++++ Extract provided ++++

Sri Lankan security forces have found 15 bodies, including six children, after militants linked to the Easter bombings opened fire and set off explosives during a raid on their house in the country’s east, police said.
The gunbattle began on Friday night after police tipped off soldiers to a suspected safe house near the town of Sammanthurai, where authorities said the militants detonated three explosions and opened fire.
At least three others were wounded in the attack, said police spokesman Ruwan Gunasekara.
He said that some of the dead likely were militants who blew themselves up in suicide bombings.
Earlier, the military said at least one civilian had been killed in the attack.
Raids and police curfews shut down areas of eastern Sri Lanka as Catholic leaders cancelled Sunday Masses indefinitely.
Officials also urged Muslims to stay home for prayers in an extraordinary call by the clergy to curtail worship as fear of more attacks plagued the island nation.
Major General Aruna Jayasekara, the local military commander, said soldiers and police waited until daylight on Saturday to carry out further raids in Eastern Province given houses being built so close together.
Meanwhile, the military said security forces had recovered explosives, detonators, “suicide kits”, military uniforms and Islamic State group flags in the ongoing raids.
In the same area, police spokesman Gunasekara said officers acting on information from intelligence officials found 150 sticks of blasting gelatin and 100,000 small metal balls, as well as a van and clothing suspected to be used by those involved in the Easter attack.
Officials from the police to the prime minister say militants remain on the loose and have access to explosives. That has led to increased security at shrines, churches, temples and mosques across the multiethnic country of 21 million off the southern coast of India.
Cardinal Malcolm Ranjith, who is the archbishop of Colombo, told journalists on Friday that church officials had seen a leaked security document describing Roman Catholic churches and other denominations as a major target and asked the faithful across Sri Lanka to stay home for their own safety.
“We don’t want repetitions,” he said.
Giovanni Maria Vian, a church historian and emeritus editor of the Vatican newspaper, said he believed it was the first time the church had cancelled Masses across a country for security reasons.
The US Embassy in Sri Lanka has warned the public to stay away from places of worship over the weekend, a stark alert underlining that authorities believe that attackers remain at large.
Earlier on Friday, police confirmed the militant group’s leader, Mohamed Zahran, died in the suicide bombing at the Shangri-La Hotel, one of six hotels and churches attacked.
Zahran appeared in an Islamic State video claiming responsibility for the coordinated assault, and authorities in both Sri Lanka and Australia confirmed links between IS and the attack.

++++ Extracted material ++++

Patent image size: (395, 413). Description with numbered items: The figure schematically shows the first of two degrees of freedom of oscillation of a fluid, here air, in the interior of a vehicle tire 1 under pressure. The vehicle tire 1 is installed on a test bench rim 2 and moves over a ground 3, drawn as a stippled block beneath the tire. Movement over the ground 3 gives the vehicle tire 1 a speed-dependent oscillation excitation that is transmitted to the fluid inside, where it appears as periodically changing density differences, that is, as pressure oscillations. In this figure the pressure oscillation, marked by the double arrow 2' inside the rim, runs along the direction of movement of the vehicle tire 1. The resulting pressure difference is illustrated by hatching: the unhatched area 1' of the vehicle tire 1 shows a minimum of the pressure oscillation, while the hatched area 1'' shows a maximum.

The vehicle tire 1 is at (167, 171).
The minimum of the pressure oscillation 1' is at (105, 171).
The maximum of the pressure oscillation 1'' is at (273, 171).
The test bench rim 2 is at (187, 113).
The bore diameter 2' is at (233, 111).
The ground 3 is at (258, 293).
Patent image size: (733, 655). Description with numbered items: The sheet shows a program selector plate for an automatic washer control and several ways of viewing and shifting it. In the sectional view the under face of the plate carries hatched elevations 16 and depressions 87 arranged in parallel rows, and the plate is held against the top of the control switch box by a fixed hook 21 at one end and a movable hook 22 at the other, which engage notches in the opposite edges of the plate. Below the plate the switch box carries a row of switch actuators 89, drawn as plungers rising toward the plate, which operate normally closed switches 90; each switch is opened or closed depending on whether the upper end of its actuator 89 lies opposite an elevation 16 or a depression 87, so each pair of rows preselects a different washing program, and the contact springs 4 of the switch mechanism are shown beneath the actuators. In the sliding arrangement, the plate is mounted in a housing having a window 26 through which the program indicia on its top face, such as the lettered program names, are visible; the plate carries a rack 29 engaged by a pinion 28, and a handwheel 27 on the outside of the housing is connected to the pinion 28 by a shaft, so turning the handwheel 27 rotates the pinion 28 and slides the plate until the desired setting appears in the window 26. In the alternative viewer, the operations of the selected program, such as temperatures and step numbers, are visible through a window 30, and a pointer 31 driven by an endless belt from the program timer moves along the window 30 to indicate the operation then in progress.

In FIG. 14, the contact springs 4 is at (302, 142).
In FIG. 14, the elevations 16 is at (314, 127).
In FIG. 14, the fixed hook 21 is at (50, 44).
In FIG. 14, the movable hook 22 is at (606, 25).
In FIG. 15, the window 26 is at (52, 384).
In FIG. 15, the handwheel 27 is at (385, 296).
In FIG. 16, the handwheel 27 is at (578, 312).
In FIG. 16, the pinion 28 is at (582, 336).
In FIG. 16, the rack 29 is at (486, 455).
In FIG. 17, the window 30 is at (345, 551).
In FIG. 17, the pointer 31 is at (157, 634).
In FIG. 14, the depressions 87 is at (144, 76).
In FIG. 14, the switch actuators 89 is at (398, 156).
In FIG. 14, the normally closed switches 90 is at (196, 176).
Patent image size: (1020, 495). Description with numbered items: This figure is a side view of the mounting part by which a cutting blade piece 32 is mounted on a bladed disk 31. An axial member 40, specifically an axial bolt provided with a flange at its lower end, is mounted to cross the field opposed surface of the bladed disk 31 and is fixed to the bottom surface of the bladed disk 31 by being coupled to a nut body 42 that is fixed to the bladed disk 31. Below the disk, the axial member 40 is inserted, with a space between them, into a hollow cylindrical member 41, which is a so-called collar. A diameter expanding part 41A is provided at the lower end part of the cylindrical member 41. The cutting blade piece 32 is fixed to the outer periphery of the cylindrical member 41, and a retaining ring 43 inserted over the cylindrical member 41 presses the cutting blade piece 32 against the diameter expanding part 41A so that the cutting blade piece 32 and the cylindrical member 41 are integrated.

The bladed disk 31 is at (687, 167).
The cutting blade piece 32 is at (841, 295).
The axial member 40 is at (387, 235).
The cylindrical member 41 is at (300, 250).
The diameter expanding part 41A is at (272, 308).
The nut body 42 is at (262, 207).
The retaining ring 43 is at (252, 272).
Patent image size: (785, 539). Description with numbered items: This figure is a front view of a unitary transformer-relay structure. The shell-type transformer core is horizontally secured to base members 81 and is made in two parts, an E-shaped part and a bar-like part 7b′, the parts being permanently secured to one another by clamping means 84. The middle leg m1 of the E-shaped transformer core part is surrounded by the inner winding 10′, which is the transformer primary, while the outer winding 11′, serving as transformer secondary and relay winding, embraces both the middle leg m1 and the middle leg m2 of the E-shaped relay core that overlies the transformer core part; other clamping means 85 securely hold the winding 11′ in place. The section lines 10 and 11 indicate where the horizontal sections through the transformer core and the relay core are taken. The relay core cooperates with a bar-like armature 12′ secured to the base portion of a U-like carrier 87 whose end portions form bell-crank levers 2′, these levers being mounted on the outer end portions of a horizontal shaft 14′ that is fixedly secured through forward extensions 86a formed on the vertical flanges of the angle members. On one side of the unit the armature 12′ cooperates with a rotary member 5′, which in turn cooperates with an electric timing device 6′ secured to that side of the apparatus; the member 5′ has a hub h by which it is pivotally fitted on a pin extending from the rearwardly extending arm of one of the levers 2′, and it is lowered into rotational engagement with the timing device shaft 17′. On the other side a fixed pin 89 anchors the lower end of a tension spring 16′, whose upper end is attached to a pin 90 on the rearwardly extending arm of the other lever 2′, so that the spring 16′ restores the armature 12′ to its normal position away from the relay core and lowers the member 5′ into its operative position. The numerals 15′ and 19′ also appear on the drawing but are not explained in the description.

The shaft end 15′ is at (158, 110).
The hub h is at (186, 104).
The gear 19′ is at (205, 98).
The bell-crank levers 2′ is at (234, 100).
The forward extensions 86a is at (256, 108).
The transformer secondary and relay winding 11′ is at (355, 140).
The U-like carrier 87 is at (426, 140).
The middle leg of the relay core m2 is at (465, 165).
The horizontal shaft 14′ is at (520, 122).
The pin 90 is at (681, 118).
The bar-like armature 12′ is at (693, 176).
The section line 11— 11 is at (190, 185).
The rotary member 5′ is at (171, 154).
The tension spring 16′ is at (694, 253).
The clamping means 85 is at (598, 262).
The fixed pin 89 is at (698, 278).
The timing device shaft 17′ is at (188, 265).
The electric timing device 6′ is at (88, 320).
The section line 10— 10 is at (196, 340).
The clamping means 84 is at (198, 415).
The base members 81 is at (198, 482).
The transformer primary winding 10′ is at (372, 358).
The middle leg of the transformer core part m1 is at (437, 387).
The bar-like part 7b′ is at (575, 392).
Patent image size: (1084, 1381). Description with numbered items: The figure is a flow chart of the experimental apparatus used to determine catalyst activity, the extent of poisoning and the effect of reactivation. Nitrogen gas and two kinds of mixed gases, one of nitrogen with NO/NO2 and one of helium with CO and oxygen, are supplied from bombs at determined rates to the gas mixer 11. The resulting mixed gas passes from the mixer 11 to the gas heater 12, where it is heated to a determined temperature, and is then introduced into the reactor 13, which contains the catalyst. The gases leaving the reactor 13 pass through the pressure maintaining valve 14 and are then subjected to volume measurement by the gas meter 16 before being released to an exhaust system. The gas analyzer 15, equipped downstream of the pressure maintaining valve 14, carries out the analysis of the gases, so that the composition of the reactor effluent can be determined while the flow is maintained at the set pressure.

++++

Task set »
• a. Answer these questions about the report on the Sri Lankan raids.
(i) Near which town was the suspected safe house located?
(ii) How many sticks of blasting gelatin did officers find?
(iii) At which hotel did Mohamed Zahran die?
• b. Repeat the part of the report on the Sri Lankan raids starting with "Raids and police" and going on through "the island nation.".

Results of the exercise »
• a.
(i) Sammanthurai
(ii) 150
(iii) The Shangri-La Hotel

• b.
Raids and police curfews shut down areas of eastern Sri Lanka as Catholic leaders cancelled Sunday Masses indefinitely.
Officials also urged Muslims to stay home for prayers in an extraordinary call by the clergy to curtail worship as fear of more attacks plagued the island nation.